TASK:
Report each line of the data that has "screenshot" somewhere in it.

SUPPLIED INFORMATION:

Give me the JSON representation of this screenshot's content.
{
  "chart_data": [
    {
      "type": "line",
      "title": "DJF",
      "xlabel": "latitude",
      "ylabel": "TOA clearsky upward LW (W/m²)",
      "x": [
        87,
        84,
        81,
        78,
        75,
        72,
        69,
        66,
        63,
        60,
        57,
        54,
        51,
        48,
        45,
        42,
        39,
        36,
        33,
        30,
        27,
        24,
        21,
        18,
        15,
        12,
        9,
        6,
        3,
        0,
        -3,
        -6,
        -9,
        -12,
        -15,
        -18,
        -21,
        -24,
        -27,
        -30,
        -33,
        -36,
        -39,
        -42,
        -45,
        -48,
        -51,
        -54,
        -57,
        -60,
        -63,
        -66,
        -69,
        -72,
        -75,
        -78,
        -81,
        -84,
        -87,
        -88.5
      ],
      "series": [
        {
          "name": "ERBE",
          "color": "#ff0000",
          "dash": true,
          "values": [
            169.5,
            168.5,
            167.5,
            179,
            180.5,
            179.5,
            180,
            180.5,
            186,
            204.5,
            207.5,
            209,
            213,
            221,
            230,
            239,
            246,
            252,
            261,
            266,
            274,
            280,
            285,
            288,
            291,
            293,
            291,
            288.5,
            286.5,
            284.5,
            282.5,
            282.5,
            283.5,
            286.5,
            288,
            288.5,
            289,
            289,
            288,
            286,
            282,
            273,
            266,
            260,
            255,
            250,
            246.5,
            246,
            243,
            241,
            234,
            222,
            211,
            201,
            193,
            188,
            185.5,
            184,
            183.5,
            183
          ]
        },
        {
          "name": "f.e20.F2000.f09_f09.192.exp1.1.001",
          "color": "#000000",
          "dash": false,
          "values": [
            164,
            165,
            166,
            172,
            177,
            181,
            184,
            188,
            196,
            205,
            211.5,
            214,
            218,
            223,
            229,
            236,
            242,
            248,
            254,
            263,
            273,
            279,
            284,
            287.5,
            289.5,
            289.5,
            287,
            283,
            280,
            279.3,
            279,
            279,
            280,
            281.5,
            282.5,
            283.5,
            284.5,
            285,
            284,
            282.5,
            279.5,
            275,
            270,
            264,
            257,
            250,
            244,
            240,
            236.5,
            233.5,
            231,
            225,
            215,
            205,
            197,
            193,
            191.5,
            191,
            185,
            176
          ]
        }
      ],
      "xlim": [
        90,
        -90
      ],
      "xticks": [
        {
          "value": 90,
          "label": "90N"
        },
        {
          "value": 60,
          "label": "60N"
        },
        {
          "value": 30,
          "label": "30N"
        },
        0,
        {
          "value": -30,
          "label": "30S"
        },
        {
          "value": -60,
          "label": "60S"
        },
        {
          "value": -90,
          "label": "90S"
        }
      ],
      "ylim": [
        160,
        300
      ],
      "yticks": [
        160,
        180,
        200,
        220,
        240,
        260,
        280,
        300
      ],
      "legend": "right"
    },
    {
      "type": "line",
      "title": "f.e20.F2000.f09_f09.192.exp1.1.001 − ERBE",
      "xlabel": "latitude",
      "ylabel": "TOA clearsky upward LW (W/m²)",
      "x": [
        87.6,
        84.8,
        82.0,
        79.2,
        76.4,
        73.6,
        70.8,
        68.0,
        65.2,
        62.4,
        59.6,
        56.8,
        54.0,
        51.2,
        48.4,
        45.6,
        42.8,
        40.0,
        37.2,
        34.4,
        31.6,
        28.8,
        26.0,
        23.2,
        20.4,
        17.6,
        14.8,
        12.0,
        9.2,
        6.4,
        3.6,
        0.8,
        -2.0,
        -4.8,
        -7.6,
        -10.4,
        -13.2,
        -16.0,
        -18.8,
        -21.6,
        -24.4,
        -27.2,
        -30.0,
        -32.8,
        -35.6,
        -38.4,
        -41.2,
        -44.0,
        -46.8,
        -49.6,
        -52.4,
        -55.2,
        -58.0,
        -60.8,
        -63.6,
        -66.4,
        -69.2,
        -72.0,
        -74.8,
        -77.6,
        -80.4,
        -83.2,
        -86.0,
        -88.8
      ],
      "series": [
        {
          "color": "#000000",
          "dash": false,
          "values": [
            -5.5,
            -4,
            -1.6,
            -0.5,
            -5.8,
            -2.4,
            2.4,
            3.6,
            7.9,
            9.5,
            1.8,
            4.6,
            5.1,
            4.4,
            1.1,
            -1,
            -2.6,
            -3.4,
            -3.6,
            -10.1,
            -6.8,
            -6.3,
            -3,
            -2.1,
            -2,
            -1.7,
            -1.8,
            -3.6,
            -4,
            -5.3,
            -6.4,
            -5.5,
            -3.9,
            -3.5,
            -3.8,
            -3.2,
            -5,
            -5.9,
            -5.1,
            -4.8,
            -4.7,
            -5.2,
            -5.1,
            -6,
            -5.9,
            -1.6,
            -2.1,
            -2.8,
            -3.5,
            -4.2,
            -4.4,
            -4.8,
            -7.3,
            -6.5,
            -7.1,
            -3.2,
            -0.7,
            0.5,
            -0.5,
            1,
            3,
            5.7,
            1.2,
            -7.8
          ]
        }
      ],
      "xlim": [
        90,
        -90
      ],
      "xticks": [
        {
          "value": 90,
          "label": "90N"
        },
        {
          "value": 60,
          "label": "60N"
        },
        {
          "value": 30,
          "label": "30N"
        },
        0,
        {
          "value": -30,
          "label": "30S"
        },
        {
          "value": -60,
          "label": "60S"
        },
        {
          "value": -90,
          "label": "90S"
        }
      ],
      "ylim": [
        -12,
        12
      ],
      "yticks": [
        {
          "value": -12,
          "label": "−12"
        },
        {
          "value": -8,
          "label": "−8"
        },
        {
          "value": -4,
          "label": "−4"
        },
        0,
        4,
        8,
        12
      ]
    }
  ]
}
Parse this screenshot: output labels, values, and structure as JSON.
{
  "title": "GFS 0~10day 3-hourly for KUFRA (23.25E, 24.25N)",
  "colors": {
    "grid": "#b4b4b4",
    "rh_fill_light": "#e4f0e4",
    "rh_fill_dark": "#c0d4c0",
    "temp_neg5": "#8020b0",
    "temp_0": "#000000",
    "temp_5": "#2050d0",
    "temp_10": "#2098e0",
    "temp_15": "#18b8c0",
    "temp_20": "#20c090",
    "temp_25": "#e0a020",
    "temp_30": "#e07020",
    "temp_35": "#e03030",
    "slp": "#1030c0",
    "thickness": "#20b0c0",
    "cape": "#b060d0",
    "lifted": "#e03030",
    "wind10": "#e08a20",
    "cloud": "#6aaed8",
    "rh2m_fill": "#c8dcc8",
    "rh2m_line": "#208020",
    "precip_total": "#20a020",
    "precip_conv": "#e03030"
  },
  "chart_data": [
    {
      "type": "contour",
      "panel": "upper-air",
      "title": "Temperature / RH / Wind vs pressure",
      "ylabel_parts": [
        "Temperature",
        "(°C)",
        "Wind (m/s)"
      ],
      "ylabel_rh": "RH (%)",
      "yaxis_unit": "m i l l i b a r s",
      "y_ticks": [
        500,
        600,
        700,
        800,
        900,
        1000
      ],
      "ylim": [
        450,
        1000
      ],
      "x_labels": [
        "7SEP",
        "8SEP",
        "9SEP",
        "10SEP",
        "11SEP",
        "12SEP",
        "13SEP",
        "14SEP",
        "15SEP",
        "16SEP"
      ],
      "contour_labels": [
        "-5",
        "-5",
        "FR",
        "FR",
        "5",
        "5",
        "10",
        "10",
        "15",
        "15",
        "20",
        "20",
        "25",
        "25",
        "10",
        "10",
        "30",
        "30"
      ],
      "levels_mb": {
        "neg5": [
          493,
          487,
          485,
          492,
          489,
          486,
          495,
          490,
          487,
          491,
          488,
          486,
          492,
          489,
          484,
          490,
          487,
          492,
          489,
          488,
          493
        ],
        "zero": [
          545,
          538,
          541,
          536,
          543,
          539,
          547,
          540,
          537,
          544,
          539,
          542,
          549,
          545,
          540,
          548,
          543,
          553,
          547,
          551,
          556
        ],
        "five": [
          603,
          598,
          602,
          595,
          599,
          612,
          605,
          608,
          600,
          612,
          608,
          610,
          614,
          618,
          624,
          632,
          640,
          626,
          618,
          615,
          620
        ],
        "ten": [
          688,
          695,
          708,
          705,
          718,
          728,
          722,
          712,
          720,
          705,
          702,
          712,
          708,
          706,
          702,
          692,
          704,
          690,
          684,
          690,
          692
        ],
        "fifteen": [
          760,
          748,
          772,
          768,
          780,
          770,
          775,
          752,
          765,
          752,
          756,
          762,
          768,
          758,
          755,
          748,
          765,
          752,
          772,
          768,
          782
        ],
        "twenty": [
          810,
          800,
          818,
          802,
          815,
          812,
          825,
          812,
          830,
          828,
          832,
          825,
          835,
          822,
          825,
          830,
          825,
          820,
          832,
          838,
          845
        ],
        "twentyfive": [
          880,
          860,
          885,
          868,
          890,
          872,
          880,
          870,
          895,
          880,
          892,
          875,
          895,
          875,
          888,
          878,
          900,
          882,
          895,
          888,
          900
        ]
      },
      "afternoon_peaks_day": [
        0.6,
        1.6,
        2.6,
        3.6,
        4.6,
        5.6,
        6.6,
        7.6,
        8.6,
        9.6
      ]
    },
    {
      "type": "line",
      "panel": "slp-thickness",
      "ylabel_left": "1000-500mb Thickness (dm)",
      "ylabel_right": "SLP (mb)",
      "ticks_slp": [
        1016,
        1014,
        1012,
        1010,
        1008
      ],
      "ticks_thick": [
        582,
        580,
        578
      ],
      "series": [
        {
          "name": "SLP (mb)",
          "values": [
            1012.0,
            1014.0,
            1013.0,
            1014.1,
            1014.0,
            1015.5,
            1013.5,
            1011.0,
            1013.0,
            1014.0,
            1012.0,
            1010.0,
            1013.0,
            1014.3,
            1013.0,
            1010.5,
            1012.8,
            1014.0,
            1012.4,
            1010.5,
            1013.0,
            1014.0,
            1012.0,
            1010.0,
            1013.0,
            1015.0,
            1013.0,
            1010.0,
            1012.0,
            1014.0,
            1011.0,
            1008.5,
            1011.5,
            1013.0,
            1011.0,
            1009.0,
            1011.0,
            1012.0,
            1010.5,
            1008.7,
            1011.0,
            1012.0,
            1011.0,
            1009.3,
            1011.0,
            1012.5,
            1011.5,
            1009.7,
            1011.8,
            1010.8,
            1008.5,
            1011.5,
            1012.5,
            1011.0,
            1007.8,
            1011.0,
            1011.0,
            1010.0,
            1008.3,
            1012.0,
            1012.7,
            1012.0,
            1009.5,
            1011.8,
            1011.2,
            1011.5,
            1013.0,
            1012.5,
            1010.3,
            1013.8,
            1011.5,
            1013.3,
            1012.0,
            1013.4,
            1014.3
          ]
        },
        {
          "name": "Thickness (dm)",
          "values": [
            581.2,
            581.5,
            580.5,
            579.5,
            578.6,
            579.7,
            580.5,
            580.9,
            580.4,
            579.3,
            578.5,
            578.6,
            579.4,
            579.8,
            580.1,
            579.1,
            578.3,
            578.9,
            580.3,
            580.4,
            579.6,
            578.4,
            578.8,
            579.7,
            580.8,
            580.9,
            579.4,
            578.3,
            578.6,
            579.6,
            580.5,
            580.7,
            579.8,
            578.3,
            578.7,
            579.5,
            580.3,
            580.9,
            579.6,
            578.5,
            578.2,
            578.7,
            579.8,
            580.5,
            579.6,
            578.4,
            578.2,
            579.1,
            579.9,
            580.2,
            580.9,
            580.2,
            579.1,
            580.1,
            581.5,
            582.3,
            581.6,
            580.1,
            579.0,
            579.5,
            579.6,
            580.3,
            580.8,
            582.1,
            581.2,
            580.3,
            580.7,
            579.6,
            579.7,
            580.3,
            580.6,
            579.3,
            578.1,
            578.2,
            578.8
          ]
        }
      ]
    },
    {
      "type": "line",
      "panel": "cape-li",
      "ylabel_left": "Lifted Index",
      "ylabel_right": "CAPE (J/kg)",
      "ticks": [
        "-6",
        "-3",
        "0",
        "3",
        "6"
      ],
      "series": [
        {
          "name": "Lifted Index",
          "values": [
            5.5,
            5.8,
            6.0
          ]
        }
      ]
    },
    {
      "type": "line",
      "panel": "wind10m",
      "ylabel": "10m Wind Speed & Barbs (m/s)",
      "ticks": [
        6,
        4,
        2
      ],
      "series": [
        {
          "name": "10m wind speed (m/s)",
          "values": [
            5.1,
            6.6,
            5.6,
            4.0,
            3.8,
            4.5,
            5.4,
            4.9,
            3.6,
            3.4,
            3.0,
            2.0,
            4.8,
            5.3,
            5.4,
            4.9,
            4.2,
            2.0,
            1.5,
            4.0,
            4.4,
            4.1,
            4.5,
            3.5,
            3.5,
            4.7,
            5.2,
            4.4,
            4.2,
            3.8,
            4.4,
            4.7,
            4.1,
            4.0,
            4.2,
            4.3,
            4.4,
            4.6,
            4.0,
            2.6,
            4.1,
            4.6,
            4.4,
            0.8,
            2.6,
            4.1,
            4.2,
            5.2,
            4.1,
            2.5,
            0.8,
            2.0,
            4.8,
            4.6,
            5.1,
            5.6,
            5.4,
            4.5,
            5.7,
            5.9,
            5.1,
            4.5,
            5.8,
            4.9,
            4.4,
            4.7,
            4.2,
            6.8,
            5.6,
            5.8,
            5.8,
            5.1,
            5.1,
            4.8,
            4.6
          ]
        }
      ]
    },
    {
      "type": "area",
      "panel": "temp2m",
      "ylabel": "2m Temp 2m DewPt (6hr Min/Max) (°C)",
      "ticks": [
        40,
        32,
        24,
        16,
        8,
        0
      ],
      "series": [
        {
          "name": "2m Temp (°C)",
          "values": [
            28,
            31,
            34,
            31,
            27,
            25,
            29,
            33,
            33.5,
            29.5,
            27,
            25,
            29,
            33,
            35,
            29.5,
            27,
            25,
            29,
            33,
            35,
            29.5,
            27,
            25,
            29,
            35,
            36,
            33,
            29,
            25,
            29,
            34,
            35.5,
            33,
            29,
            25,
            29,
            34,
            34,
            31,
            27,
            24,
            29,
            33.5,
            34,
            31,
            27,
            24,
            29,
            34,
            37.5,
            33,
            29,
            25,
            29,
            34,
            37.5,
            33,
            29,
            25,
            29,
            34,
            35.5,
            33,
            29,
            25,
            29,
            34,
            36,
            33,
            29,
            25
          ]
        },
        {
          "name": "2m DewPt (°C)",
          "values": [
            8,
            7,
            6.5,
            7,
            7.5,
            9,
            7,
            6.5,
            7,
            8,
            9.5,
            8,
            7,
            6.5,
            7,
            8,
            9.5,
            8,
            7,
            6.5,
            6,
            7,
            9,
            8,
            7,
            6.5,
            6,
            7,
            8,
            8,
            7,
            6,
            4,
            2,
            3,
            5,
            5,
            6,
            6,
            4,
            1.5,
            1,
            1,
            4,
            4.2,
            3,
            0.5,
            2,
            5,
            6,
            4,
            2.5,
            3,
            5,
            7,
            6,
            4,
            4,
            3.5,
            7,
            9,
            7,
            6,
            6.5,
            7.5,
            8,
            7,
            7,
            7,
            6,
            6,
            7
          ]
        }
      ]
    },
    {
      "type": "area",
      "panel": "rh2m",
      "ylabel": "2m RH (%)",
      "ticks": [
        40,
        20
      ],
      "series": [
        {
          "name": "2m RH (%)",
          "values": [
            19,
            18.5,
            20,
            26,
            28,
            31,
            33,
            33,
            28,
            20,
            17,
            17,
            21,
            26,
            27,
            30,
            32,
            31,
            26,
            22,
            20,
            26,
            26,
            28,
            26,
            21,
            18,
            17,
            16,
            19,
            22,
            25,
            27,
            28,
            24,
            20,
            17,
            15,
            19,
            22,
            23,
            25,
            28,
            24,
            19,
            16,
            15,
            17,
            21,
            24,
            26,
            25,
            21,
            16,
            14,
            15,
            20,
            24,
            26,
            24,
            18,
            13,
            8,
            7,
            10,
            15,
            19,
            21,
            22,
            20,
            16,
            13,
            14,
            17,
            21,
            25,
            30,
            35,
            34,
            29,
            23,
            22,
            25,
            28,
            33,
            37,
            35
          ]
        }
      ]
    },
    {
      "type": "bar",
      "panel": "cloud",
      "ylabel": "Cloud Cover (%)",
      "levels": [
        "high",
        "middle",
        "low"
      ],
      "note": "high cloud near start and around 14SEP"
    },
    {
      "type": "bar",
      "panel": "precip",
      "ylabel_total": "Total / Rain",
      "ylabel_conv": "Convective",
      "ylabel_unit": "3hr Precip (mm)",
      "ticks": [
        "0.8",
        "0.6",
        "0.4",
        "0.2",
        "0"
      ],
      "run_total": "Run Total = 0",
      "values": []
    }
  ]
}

CORRECT OUTPUT:
Give me the JSON representation of this screenshot's content.
Parse this screenshot: output labels, values, and structure as JSON.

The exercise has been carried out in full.